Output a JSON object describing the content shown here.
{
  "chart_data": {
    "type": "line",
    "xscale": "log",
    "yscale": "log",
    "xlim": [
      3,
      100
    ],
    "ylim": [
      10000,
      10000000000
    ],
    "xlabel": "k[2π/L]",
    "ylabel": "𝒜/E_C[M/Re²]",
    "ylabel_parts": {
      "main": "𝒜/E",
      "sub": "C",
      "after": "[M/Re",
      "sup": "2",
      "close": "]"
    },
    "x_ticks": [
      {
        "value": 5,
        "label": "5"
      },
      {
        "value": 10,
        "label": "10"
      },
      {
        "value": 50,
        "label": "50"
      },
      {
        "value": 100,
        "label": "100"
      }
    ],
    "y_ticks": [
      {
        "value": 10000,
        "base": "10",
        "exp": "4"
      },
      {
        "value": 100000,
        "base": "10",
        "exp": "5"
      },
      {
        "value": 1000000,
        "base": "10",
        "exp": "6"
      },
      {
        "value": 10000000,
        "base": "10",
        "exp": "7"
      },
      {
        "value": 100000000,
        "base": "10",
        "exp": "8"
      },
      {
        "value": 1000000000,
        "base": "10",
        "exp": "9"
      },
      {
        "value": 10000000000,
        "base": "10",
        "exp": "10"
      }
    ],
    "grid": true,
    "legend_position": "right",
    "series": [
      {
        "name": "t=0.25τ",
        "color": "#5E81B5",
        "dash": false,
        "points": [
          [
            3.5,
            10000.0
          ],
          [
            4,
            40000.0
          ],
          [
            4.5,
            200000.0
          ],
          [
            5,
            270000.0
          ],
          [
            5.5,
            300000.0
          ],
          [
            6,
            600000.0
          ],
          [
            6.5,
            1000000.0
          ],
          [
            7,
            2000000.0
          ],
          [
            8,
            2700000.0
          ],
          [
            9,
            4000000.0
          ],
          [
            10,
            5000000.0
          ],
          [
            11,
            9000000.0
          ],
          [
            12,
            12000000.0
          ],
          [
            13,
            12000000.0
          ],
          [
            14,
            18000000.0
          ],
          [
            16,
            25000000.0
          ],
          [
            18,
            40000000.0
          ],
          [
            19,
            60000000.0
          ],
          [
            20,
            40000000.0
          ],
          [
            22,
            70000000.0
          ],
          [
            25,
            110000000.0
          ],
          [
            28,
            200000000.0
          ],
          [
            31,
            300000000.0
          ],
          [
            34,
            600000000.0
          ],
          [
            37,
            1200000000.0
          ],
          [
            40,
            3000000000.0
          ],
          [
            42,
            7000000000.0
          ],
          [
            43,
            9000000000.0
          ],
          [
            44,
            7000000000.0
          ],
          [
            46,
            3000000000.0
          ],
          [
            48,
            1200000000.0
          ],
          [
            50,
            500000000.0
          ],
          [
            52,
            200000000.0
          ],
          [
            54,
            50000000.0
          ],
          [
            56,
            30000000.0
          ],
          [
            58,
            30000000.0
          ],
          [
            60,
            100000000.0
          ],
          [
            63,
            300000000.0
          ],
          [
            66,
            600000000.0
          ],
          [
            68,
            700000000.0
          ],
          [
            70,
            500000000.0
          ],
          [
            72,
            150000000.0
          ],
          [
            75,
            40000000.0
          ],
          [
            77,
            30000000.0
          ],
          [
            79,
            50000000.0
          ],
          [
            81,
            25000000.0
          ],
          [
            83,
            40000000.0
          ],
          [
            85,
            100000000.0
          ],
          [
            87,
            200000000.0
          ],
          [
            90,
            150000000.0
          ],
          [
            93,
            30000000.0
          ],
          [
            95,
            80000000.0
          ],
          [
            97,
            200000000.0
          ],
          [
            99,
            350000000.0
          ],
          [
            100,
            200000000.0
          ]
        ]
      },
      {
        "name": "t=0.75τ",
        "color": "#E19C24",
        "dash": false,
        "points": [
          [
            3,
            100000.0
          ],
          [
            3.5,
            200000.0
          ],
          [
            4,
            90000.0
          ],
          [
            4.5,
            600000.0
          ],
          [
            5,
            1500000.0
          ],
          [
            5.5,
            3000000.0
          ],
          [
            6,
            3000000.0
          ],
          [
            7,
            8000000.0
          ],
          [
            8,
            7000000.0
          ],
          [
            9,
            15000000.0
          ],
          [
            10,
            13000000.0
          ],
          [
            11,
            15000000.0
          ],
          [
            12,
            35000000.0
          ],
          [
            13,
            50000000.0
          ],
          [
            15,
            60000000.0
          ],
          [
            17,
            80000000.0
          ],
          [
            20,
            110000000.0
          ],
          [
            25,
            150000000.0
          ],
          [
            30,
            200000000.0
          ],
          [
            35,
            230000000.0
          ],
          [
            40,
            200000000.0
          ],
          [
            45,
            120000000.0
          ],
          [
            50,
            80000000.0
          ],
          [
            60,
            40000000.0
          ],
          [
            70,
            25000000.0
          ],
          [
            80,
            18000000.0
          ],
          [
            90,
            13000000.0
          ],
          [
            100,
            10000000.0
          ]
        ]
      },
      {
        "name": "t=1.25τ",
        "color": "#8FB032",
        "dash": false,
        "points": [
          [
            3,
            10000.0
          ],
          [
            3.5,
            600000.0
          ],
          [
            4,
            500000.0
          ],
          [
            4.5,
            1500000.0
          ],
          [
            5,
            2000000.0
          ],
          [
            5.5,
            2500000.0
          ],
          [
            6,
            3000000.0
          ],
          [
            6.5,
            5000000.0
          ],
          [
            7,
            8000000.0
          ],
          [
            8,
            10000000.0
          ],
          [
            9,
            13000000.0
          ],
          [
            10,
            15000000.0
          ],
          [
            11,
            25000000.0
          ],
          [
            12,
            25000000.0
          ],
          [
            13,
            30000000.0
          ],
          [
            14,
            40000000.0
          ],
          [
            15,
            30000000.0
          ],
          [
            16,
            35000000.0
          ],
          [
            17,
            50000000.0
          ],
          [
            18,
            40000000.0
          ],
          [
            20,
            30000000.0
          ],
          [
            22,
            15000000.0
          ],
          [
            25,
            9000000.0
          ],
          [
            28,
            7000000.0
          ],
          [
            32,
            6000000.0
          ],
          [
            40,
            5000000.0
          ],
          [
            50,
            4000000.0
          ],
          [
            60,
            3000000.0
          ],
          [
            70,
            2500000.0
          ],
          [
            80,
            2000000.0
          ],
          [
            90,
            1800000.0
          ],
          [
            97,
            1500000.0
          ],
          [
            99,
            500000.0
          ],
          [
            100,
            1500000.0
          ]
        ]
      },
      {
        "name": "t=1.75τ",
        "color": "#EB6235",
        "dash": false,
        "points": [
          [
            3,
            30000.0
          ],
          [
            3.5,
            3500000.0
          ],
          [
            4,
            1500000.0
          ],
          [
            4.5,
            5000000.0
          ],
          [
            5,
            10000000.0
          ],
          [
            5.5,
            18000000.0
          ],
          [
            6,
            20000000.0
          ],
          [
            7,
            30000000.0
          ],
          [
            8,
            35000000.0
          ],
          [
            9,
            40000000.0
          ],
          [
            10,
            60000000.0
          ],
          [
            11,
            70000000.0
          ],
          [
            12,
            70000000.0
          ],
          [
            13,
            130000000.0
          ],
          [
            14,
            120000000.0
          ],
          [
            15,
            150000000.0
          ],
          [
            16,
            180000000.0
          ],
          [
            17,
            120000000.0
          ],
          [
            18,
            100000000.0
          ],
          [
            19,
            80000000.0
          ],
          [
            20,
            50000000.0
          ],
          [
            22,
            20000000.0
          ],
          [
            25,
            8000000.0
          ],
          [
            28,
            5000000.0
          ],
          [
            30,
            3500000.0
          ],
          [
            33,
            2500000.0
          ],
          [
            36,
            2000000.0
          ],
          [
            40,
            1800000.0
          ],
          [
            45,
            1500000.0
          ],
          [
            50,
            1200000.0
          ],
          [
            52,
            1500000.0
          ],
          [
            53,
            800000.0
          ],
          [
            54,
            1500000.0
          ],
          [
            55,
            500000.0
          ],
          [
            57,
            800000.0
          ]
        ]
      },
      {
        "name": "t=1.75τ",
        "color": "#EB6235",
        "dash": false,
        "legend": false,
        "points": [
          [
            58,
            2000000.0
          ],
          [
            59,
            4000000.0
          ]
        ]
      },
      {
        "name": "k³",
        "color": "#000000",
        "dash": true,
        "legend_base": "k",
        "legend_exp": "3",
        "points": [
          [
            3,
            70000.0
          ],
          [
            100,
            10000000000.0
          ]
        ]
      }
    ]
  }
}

___

● **TASK GOAL**: Copy each line from the data above that includes "name".

● **ANSWER TO THE EXERCISE**:
        "name": "t=0.25τ",
        "name": "t=0.75τ",
        "name": "t=1.25τ",
        "name": "t=1.75τ",
        "name": "t=1.75τ",
        "name": "k³",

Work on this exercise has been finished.